### WRITTEN PROBLEM:
In the material below, count the lines with the word "Submit" and state that number only.

(Stored data)
┌──

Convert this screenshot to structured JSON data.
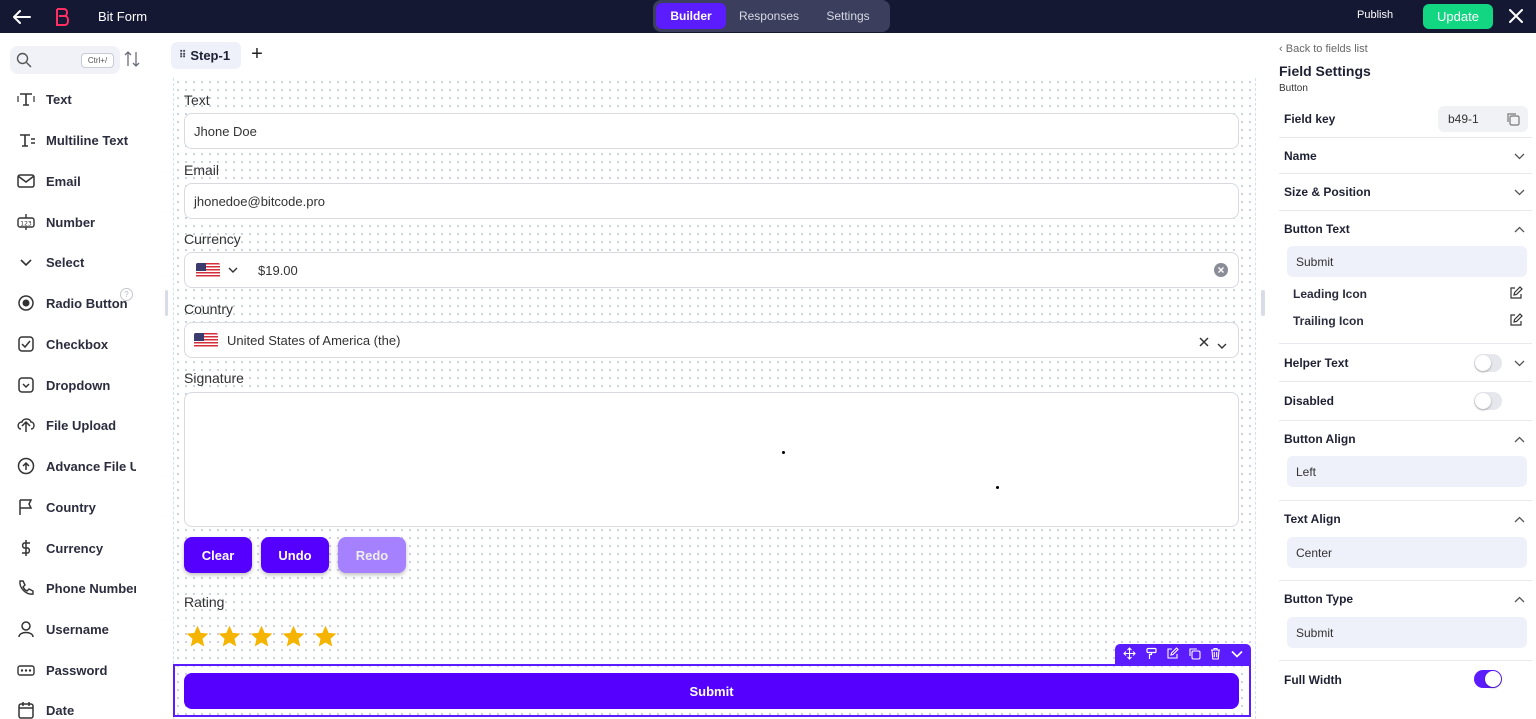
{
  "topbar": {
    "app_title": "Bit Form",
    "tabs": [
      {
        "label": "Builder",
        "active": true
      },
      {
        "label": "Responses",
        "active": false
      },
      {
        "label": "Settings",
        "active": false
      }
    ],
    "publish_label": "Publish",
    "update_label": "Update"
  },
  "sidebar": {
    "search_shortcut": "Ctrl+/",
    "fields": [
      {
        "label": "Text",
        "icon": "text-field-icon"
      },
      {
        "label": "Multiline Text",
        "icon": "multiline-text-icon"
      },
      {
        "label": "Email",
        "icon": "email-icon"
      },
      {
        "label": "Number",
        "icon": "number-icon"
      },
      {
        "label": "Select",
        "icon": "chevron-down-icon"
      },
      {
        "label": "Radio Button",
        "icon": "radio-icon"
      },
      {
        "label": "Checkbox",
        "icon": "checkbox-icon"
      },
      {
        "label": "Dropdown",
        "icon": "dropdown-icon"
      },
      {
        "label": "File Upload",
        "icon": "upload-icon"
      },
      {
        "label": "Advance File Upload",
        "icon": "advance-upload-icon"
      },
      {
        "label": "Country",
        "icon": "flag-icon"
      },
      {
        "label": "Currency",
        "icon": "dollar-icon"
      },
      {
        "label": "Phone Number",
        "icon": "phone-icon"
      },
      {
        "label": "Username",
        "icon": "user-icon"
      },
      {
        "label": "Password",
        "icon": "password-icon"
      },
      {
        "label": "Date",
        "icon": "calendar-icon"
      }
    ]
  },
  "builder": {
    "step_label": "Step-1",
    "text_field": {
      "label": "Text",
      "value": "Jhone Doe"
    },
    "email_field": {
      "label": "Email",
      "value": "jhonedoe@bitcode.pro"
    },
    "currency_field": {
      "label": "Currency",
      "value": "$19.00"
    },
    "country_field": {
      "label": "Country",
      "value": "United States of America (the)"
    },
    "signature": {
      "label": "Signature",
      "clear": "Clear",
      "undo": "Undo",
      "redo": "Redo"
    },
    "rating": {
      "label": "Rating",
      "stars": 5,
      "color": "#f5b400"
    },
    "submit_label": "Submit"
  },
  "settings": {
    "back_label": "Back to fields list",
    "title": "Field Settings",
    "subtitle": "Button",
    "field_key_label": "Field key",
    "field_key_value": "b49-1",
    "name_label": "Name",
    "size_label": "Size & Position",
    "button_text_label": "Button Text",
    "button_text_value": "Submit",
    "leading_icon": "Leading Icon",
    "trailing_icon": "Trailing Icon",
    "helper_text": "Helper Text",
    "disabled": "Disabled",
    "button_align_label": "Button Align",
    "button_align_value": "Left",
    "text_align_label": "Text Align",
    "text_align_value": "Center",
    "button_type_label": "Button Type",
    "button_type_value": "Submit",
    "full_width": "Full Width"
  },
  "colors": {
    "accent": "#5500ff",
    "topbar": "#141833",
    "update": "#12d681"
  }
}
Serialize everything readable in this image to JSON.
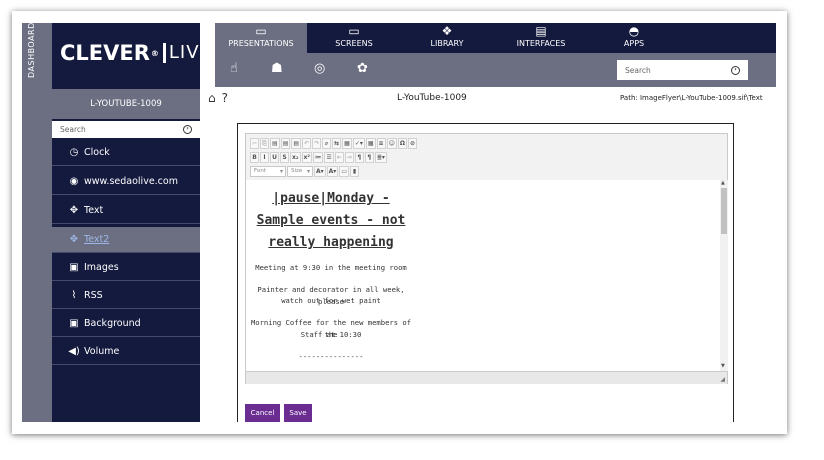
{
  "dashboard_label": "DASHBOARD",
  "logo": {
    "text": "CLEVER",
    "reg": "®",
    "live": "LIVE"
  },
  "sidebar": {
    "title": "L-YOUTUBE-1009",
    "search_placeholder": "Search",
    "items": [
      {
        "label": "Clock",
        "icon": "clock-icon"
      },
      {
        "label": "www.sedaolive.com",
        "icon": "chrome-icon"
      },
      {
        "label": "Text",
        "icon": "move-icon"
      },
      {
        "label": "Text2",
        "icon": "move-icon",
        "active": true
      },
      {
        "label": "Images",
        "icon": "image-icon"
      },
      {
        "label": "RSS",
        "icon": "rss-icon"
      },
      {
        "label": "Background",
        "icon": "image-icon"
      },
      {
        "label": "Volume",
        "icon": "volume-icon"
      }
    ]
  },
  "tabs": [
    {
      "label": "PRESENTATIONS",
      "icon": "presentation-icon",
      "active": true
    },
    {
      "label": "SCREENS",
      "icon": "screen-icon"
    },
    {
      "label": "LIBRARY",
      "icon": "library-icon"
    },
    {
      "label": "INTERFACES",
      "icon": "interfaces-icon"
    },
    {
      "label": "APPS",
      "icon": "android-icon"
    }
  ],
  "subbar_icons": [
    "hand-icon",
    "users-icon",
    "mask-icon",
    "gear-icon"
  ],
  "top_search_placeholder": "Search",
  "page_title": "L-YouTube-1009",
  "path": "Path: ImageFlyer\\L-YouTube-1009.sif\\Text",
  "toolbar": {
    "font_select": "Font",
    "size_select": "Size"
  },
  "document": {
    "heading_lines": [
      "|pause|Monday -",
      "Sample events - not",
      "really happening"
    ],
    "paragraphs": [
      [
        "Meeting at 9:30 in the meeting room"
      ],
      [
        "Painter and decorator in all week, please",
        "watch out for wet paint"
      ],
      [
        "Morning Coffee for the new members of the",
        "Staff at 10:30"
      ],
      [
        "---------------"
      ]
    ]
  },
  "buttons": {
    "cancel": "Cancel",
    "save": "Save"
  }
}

└──

### RESULT:
3